[Requirements]
Count how many lines of the data below contain the string "στὴν"; the reply should be that number alone.

--- Begin ---

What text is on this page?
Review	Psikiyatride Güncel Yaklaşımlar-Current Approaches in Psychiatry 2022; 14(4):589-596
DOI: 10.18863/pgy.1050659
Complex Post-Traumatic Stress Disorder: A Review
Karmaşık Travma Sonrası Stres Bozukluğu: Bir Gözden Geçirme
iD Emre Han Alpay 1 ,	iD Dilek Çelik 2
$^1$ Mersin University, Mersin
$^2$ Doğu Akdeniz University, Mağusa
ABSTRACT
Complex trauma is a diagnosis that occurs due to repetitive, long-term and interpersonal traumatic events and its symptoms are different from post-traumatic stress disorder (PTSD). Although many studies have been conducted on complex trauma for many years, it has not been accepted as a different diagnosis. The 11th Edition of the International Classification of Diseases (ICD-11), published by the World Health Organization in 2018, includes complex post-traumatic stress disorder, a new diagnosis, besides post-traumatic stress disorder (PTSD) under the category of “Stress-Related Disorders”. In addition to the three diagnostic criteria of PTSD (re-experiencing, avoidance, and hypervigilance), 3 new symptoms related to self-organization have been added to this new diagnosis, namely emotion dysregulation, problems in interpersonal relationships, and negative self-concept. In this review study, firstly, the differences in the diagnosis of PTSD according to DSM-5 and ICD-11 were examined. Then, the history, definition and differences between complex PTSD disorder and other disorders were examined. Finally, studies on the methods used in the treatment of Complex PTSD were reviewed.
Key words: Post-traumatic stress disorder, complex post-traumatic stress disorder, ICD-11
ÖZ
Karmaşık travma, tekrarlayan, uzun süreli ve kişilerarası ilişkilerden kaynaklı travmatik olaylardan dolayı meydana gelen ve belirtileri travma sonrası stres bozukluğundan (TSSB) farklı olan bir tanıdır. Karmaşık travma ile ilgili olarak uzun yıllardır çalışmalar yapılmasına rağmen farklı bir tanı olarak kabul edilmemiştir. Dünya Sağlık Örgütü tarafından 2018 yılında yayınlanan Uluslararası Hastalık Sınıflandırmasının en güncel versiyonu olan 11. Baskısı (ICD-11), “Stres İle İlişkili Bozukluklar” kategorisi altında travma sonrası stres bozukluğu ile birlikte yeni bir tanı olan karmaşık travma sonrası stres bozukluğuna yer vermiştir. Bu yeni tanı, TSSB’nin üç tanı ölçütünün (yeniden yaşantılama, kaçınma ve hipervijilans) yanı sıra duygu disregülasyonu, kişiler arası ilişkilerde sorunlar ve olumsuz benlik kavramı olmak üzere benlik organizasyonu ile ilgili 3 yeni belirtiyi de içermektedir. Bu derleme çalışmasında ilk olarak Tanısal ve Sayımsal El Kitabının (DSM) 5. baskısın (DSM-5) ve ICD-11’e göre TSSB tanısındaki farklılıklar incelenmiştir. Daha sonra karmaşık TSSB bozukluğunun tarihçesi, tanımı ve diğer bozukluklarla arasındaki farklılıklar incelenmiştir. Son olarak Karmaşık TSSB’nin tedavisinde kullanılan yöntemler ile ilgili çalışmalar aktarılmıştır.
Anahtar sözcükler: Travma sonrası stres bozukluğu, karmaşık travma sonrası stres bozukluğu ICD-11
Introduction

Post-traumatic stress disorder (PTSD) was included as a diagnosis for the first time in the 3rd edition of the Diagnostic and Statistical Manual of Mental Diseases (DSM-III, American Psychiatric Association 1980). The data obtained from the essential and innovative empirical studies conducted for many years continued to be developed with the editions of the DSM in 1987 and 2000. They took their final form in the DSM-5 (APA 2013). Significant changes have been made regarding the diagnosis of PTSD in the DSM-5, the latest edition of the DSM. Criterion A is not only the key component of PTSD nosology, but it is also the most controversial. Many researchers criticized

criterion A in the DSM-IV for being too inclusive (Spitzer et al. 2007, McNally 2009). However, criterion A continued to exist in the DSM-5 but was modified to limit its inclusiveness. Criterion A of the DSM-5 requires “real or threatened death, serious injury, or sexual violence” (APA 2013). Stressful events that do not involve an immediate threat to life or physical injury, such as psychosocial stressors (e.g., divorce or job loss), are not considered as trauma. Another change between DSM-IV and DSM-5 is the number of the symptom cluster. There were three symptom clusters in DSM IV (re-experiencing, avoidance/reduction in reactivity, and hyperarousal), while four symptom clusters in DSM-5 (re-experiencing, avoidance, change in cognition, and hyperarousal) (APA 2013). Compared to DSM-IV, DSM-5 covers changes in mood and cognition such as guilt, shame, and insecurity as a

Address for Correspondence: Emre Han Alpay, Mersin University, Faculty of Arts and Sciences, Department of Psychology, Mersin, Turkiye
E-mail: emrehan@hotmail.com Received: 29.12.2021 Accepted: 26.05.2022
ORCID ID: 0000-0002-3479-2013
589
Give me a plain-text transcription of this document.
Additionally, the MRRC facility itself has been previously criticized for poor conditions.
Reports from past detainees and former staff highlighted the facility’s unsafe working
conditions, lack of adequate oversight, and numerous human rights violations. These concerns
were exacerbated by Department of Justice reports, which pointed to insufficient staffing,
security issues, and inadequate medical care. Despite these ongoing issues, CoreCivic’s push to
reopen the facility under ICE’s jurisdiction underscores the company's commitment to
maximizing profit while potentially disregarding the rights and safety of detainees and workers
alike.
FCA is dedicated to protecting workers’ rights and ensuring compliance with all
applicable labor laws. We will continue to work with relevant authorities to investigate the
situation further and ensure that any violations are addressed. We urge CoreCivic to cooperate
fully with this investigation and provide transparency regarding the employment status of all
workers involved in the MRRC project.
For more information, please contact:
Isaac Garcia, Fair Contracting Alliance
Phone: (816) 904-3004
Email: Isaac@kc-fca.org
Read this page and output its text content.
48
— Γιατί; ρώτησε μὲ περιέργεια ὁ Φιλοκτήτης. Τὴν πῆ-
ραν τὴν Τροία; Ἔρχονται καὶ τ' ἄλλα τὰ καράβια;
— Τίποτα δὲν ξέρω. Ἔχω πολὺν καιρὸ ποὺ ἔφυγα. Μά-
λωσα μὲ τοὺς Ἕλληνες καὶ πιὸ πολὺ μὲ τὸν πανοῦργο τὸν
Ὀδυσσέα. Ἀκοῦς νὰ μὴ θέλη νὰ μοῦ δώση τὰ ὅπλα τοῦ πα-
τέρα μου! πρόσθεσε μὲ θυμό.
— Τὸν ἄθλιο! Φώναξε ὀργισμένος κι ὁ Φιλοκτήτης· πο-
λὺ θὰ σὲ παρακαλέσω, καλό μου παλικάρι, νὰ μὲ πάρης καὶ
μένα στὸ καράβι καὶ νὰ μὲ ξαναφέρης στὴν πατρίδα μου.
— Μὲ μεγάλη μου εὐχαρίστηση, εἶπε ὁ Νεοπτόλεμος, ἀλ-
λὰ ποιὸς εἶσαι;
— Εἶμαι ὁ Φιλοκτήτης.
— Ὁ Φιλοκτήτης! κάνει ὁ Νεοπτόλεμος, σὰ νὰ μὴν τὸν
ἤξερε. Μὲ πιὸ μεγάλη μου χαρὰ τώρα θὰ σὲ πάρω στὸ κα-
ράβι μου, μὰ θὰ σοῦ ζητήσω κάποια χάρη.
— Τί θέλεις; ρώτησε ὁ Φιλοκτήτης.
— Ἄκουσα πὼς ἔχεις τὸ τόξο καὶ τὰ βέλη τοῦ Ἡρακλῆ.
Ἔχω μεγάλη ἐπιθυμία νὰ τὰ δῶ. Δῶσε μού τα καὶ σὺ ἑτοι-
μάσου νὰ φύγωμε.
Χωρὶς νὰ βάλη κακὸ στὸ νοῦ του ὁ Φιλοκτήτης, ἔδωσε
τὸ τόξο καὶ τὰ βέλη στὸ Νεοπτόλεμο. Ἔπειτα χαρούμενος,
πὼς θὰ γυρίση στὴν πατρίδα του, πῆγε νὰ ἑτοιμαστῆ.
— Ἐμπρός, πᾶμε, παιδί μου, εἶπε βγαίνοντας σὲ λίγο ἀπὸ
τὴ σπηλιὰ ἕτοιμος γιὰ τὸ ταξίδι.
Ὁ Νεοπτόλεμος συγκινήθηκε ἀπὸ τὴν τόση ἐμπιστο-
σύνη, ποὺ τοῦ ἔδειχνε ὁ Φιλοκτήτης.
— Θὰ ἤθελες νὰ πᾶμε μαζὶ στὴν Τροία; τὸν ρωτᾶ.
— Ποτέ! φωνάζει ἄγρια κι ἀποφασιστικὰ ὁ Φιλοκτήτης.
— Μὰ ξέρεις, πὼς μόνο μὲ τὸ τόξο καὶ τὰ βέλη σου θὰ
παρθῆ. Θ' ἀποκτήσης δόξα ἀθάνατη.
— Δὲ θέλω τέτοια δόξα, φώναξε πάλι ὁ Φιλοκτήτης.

--- End ---

[Solution]
3